» **Input material**:
____________

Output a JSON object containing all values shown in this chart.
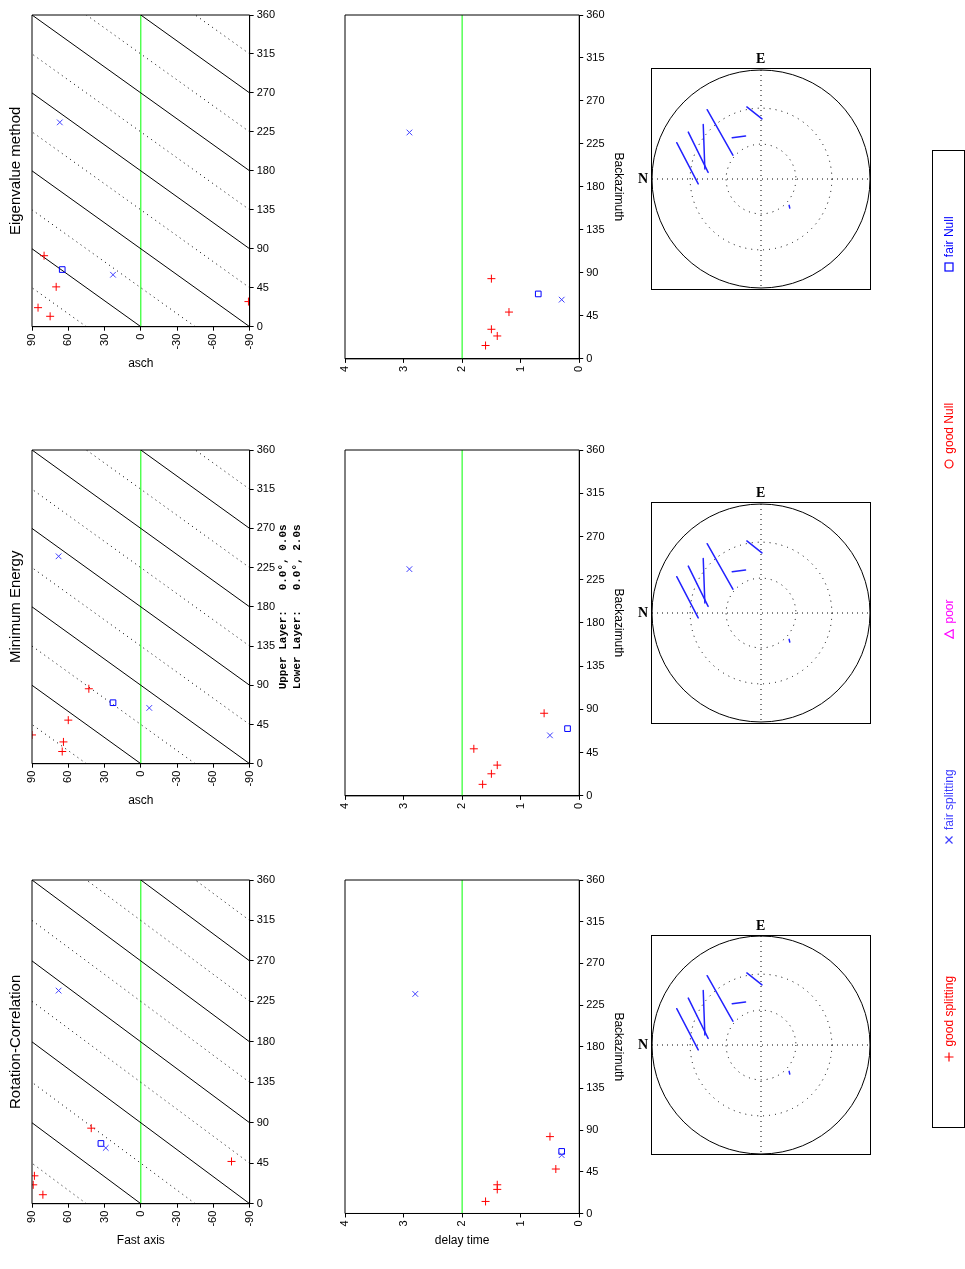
{
  "chart_data": [
    {
      "type": "scatter",
      "title": "Rotation-Correlation",
      "xlabel": "Fast axis",
      "xlim": [
        90,
        -90
      ],
      "xticks": [
        90,
        60,
        30,
        0,
        -30,
        -60,
        -90
      ],
      "ylim": [
        0,
        360
      ],
      "yticks": [
        0,
        45,
        90,
        135,
        180,
        225,
        270,
        315,
        360
      ],
      "legend": "right",
      "ref_lines": [
        {
          "axis": "x",
          "value": 0,
          "color": "#00ff00"
        }
      ],
      "series": [
        {
          "name": "good splitting",
          "color": "#ff0000",
          "marker": "cross",
          "x": [
            81,
            89,
            88,
            -75,
            41
          ],
          "values": [
            10,
            21,
            31,
            47,
            84
          ]
        },
        {
          "name": "fair splitting",
          "color": "#4040ff",
          "marker": "x",
          "x": [
            29,
            68
          ],
          "values": [
            62,
            237
          ]
        },
        {
          "name": "poor",
          "color": "#ff00ff",
          "marker": "triangle"
        },
        {
          "name": "good Null",
          "color": "#ff0000",
          "marker": "circle"
        },
        {
          "name": "fair Null",
          "color": "#0000ff",
          "marker": "square",
          "x": [
            33
          ],
          "values": [
            67
          ]
        },
        {
          "type": "line",
          "color": "#000000",
          "line_style": "solid",
          "x": [
            0,
            90
          ],
          "values": [
            0,
            90
          ]
        },
        {
          "type": "line",
          "color": "#000000",
          "line_style": "solid",
          "x": [
            -90,
            90
          ],
          "values": [
            0,
            180
          ]
        },
        {
          "type": "line",
          "color": "#000000",
          "line_style": "solid",
          "x": [
            -90,
            90
          ],
          "values": [
            90,
            270
          ]
        },
        {
          "type": "line",
          "color": "#000000",
          "line_style": "solid",
          "x": [
            -90,
            90
          ],
          "values": [
            180,
            360
          ]
        },
        {
          "type": "line",
          "color": "#000000",
          "line_style": "solid",
          "x": [
            -90,
            0
          ],
          "values": [
            270,
            360
          ]
        },
        {
          "type": "line",
          "color": "#000000",
          "line_style": "dotted",
          "x": [
            45,
            90
          ],
          "values": [
            0,
            45
          ]
        },
        {
          "type": "line",
          "color": "#000000",
          "line_style": "dotted",
          "x": [
            -45,
            90
          ],
          "values": [
            0,
            135
          ]
        },
        {
          "type": "line",
          "color": "#000000",
          "line_style": "dotted",
          "x": [
            -90,
            90
          ],
          "values": [
            45,
            225
          ]
        },
        {
          "type": "line",
          "color": "#000000",
          "line_style": "dotted",
          "x": [
            -90,
            90
          ],
          "values": [
            135,
            315
          ]
        },
        {
          "type": "line",
          "color": "#000000",
          "line_style": "dotted",
          "x": [
            -90,
            45
          ],
          "values": [
            225,
            360
          ]
        },
        {
          "type": "line",
          "color": "#000000",
          "line_style": "dotted",
          "x": [
            -90,
            -45
          ],
          "values": [
            315,
            360
          ]
        }
      ]
    },
    {
      "type": "scatter",
      "title": "Minimum Energy",
      "xlabel": "asch",
      "xlim": [
        90,
        -90
      ],
      "xticks": [
        90,
        60,
        30,
        0,
        -30,
        -60,
        -90
      ],
      "ylim": [
        0,
        360
      ],
      "yticks": [
        0,
        45,
        90,
        135,
        180,
        225,
        270,
        315,
        360
      ],
      "annotations": [
        "Upper Layer:   0.0°, 0.0s",
        "Lower Layer:   0.0°, 2.0s"
      ],
      "ref_lines": [
        {
          "axis": "x",
          "value": 0,
          "color": "#00ff00"
        }
      ],
      "series": [
        {
          "color": "#ff0000",
          "marker": "cross",
          "x": [
            65,
            64,
            90,
            60,
            43
          ],
          "values": [
            14,
            25,
            33,
            50,
            86
          ]
        },
        {
          "color": "#4040ff",
          "marker": "x",
          "x": [
            -7,
            68
          ],
          "values": [
            64,
            238
          ]
        },
        {
          "color": "#0000ff",
          "marker": "square",
          "x": [
            23
          ],
          "values": [
            70
          ]
        },
        {
          "type": "line",
          "color": "#000000",
          "line_style": "solid",
          "x": [
            0,
            90
          ],
          "values": [
            0,
            90
          ]
        },
        {
          "type": "line",
          "color": "#000000",
          "line_style": "solid",
          "x": [
            -90,
            90
          ],
          "values": [
            0,
            180
          ]
        },
        {
          "type": "line",
          "color": "#000000",
          "line_style": "solid",
          "x": [
            -90,
            90
          ],
          "values": [
            90,
            270
          ]
        },
        {
          "type": "line",
          "color": "#000000",
          "line_style": "solid",
          "x": [
            -90,
            90
          ],
          "values": [
            180,
            360
          ]
        },
        {
          "type": "line",
          "color": "#000000",
          "line_style": "solid",
          "x": [
            -90,
            0
          ],
          "values": [
            270,
            360
          ]
        },
        {
          "type": "line",
          "color": "#000000",
          "line_style": "dotted",
          "x": [
            45,
            90
          ],
          "values": [
            0,
            45
          ]
        },
        {
          "type": "line",
          "color": "#000000",
          "line_style": "dotted",
          "x": [
            -45,
            90
          ],
          "values": [
            0,
            135
          ]
        },
        {
          "type": "line",
          "color": "#000000",
          "line_style": "dotted",
          "x": [
            -90,
            90
          ],
          "values": [
            45,
            225
          ]
        },
        {
          "type": "line",
          "color": "#000000",
          "line_style": "dotted",
          "x": [
            -90,
            90
          ],
          "values": [
            135,
            315
          ]
        },
        {
          "type": "line",
          "color": "#000000",
          "line_style": "dotted",
          "x": [
            -90,
            45
          ],
          "values": [
            225,
            360
          ]
        },
        {
          "type": "line",
          "color": "#000000",
          "line_style": "dotted",
          "x": [
            -90,
            -45
          ],
          "values": [
            315,
            360
          ]
        }
      ]
    },
    {
      "type": "scatter",
      "title": "Eigenvalue method",
      "xlabel": "asch",
      "xlim": [
        90,
        -90
      ],
      "xticks": [
        90,
        60,
        30,
        0,
        -30,
        -60,
        -90
      ],
      "ylim": [
        0,
        360
      ],
      "yticks": [
        0,
        45,
        90,
        135,
        180,
        225,
        270,
        315,
        360
      ],
      "ref_lines": [
        {
          "axis": "x",
          "value": 0,
          "color": "#00ff00"
        }
      ],
      "series": [
        {
          "color": "#ff0000",
          "marker": "cross",
          "x": [
            75,
            85,
            -89,
            70,
            80
          ],
          "values": [
            12,
            22,
            29,
            46,
            82
          ]
        },
        {
          "color": "#4040ff",
          "marker": "x",
          "x": [
            23,
            67
          ],
          "values": [
            60,
            236
          ]
        },
        {
          "color": "#0000ff",
          "marker": "square",
          "x": [
            65
          ],
          "values": [
            66
          ]
        },
        {
          "type": "line",
          "color": "#000000",
          "line_style": "solid",
          "x": [
            0,
            90
          ],
          "values": [
            0,
            90
          ]
        },
        {
          "type": "line",
          "color": "#000000",
          "line_style": "solid",
          "x": [
            -90,
            90
          ],
          "values": [
            0,
            180
          ]
        },
        {
          "type": "line",
          "color": "#000000",
          "line_style": "solid",
          "x": [
            -90,
            90
          ],
          "values": [
            90,
            270
          ]
        },
        {
          "type": "line",
          "color": "#000000",
          "line_style": "solid",
          "x": [
            -90,
            90
          ],
          "values": [
            180,
            360
          ]
        },
        {
          "type": "line",
          "color": "#000000",
          "line_style": "solid",
          "x": [
            -90,
            0
          ],
          "values": [
            270,
            360
          ]
        },
        {
          "type": "line",
          "color": "#000000",
          "line_style": "dotted",
          "x": [
            45,
            90
          ],
          "values": [
            0,
            45
          ]
        },
        {
          "type": "line",
          "color": "#000000",
          "line_style": "dotted",
          "x": [
            -45,
            90
          ],
          "values": [
            0,
            135
          ]
        },
        {
          "type": "line",
          "color": "#000000",
          "line_style": "dotted",
          "x": [
            -90,
            90
          ],
          "values": [
            45,
            225
          ]
        },
        {
          "type": "line",
          "color": "#000000",
          "line_style": "dotted",
          "x": [
            -90,
            90
          ],
          "values": [
            135,
            315
          ]
        },
        {
          "type": "line",
          "color": "#000000",
          "line_style": "dotted",
          "x": [
            -90,
            45
          ],
          "values": [
            225,
            360
          ]
        },
        {
          "type": "line",
          "color": "#000000",
          "line_style": "dotted",
          "x": [
            -90,
            -45
          ],
          "values": [
            315,
            360
          ]
        }
      ]
    },
    {
      "type": "scatter",
      "xlabel": "delay time",
      "ylabel": "Backazimuth",
      "xlim": [
        4,
        0
      ],
      "xticks": [
        4,
        3,
        2,
        1,
        0
      ],
      "ylim": [
        0,
        360
      ],
      "yticks": [
        0,
        45,
        90,
        135,
        180,
        225,
        270,
        315,
        360
      ],
      "ref_lines": [
        {
          "axis": "x",
          "value": 2,
          "color": "#00ff00"
        }
      ],
      "series": [
        {
          "color": "#ff0000",
          "marker": "cross",
          "x": [
            1.6,
            1.4,
            1.4,
            0.4,
            0.5
          ],
          "values": [
            13,
            26,
            31,
            48,
            83
          ]
        },
        {
          "color": "#4040ff",
          "marker": "x",
          "x": [
            0.3,
            2.8
          ],
          "values": [
            63,
            237
          ]
        },
        {
          "color": "#0000ff",
          "marker": "square",
          "x": [
            0.3
          ],
          "values": [
            67
          ]
        }
      ]
    },
    {
      "type": "scatter",
      "ylabel": "Backazimuth",
      "xlim": [
        4,
        0
      ],
      "xticks": [
        4,
        3,
        2,
        1,
        0
      ],
      "ylim": [
        0,
        360
      ],
      "yticks": [
        0,
        45,
        90,
        135,
        180,
        225,
        270,
        315,
        360
      ],
      "ref_lines": [
        {
          "axis": "x",
          "value": 2,
          "color": "#00ff00"
        }
      ],
      "series": [
        {
          "color": "#ff0000",
          "marker": "cross",
          "x": [
            1.65,
            1.5,
            1.4,
            1.8,
            0.6
          ],
          "values": [
            12,
            23,
            32,
            49,
            86
          ]
        },
        {
          "color": "#4040ff",
          "marker": "x",
          "x": [
            0.5,
            2.9
          ],
          "values": [
            63,
            236
          ]
        },
        {
          "color": "#0000ff",
          "marker": "square",
          "x": [
            0.2
          ],
          "values": [
            70
          ]
        }
      ]
    },
    {
      "type": "scatter",
      "ylabel": "Backazimuth",
      "xlim": [
        4,
        0
      ],
      "xticks": [
        4,
        3,
        2,
        1,
        0
      ],
      "ylim": [
        0,
        360
      ],
      "yticks": [
        0,
        45,
        90,
        135,
        180,
        225,
        270,
        315,
        360
      ],
      "ref_lines": [
        {
          "axis": "x",
          "value": 2,
          "color": "#00ff00"
        }
      ],
      "series": [
        {
          "color": "#ff0000",
          "marker": "cross",
          "x": [
            1.6,
            1.4,
            1.5,
            1.2,
            1.5
          ],
          "values": [
            14,
            24,
            31,
            49,
            84
          ]
        },
        {
          "color": "#4040ff",
          "marker": "x",
          "x": [
            0.3,
            2.9
          ],
          "values": [
            62,
            237
          ]
        },
        {
          "color": "#0000ff",
          "marker": "square",
          "x": [
            0.7
          ],
          "values": [
            68
          ]
        }
      ]
    },
    {
      "type": "other",
      "annotations": [
        "N",
        "E"
      ]
    },
    {
      "type": "other",
      "annotations": [
        "N",
        "E"
      ]
    },
    {
      "type": "other",
      "annotations": [
        "N",
        "E"
      ]
    }
  ]
}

____________

» **What you will do**:
Using the listing above, say how many of its lines contain the string "xlabel", giving nothing but the figure.

» **Solution to this problem**:
4